> ENTRIES:
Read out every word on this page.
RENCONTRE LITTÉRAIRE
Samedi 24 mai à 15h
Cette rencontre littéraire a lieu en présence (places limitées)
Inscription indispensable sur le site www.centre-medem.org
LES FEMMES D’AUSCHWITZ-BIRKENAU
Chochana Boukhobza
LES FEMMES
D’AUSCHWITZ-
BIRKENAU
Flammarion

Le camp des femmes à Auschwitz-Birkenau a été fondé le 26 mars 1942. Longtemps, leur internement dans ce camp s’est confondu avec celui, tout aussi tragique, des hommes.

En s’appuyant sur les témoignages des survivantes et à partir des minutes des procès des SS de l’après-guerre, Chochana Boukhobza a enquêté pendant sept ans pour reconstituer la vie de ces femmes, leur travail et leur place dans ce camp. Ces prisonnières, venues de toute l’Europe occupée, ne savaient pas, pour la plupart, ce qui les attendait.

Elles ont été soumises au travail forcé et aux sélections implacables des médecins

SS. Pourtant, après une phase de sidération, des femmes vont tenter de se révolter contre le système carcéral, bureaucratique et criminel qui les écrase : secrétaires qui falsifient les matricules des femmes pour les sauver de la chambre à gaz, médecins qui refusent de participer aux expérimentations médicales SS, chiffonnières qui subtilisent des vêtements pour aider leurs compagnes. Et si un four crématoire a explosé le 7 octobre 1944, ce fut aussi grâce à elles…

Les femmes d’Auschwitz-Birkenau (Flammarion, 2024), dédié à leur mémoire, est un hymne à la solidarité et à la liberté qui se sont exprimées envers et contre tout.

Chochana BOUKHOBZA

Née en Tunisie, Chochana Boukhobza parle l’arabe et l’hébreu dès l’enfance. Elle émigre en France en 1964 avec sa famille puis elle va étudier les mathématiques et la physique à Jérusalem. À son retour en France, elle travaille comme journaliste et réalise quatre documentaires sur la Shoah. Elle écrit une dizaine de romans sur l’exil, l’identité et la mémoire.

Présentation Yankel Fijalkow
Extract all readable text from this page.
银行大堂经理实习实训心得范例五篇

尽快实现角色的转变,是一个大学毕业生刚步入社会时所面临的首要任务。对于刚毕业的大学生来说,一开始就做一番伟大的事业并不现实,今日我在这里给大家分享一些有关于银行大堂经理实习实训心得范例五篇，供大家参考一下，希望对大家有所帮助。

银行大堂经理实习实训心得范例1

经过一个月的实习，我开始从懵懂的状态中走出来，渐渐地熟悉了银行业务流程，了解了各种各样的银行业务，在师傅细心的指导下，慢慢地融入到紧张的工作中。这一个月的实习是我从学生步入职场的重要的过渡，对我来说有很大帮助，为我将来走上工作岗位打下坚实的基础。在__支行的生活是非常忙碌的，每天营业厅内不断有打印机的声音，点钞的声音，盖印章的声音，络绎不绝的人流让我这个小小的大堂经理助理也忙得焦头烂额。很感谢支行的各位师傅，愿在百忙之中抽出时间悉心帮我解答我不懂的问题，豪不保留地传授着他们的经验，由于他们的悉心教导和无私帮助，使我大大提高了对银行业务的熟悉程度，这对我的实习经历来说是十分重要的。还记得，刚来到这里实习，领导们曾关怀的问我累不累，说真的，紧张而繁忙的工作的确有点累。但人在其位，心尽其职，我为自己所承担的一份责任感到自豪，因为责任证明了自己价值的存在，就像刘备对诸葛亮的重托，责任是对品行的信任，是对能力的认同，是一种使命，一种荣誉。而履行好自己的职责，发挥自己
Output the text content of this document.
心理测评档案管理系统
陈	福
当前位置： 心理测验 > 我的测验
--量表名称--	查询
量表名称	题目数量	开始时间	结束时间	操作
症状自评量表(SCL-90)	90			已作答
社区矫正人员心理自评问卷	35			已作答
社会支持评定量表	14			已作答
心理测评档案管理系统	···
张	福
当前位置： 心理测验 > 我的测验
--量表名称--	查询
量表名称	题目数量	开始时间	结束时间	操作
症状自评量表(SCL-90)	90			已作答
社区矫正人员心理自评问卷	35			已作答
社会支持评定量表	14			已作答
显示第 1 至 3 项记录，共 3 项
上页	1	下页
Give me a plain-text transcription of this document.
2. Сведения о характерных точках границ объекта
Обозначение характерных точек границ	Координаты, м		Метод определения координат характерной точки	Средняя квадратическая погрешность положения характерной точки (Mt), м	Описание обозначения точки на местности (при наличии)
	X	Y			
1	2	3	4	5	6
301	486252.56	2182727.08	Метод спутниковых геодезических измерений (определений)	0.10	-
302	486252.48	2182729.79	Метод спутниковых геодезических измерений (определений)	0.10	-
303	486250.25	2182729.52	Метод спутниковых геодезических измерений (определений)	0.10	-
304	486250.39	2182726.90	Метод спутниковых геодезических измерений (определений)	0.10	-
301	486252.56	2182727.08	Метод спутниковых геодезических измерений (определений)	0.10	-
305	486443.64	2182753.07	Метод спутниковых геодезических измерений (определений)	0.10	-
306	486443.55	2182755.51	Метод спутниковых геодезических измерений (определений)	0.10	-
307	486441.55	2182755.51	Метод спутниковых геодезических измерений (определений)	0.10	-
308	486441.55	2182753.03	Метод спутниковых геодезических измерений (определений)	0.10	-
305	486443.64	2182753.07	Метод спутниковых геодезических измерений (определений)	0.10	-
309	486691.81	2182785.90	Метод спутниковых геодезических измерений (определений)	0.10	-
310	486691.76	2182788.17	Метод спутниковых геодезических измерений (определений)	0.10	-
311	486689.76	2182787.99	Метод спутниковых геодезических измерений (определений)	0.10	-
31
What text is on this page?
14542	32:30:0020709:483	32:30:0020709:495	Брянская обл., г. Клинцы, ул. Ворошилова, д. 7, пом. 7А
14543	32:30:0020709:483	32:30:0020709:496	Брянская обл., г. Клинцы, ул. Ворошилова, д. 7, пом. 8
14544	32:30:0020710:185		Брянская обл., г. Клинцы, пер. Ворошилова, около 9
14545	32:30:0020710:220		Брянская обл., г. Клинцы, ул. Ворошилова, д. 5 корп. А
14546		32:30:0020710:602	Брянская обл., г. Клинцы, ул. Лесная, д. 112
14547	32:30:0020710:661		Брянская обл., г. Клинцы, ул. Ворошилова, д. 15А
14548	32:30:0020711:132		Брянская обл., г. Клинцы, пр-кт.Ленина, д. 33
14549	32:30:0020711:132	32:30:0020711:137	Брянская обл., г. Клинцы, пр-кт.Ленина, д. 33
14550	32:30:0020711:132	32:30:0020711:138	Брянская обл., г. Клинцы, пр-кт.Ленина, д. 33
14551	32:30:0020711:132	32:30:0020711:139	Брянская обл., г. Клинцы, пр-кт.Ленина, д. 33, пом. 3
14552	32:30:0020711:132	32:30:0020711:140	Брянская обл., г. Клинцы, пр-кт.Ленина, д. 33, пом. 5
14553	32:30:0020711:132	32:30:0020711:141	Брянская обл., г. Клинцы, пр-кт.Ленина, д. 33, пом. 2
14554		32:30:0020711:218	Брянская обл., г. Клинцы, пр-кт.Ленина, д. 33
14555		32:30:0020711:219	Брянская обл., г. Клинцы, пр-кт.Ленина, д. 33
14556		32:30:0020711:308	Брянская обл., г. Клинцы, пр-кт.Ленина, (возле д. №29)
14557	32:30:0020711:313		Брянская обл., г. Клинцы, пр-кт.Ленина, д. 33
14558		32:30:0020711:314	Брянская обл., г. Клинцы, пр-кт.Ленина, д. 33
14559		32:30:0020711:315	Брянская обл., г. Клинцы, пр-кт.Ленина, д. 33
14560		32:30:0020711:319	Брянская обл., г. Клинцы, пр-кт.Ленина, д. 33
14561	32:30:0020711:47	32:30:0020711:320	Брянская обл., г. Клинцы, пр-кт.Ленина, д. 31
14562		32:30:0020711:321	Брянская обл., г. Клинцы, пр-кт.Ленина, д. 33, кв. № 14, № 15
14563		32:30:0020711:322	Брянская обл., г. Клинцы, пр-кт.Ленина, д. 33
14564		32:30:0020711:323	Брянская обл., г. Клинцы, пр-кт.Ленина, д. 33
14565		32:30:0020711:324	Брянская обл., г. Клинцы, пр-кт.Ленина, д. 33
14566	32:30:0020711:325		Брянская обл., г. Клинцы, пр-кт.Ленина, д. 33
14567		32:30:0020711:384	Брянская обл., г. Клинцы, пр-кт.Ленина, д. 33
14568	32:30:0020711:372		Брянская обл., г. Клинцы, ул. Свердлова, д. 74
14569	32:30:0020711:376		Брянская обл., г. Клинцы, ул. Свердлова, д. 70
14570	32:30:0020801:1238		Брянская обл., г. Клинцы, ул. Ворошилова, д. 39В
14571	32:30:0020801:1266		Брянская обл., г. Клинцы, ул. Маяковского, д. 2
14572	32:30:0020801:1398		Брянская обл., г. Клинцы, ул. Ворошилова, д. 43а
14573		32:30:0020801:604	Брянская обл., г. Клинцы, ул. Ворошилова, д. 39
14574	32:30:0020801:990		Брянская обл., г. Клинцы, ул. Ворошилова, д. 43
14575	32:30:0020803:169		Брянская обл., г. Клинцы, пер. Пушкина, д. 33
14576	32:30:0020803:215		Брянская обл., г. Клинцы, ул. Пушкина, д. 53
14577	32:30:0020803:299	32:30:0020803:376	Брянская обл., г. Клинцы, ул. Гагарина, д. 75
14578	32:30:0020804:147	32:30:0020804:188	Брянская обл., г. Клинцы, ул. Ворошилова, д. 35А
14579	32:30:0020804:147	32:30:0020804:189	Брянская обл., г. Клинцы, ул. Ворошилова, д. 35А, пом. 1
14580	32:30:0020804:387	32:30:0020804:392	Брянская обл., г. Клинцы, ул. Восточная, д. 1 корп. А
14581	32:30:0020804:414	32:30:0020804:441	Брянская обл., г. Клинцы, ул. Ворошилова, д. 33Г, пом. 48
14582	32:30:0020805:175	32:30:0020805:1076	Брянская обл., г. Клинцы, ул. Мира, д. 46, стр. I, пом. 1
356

> OBJECTIVE:
State how many lines in the entries above include the word "характерных"; reply with the number alone.

> FULL RESPONSE:
2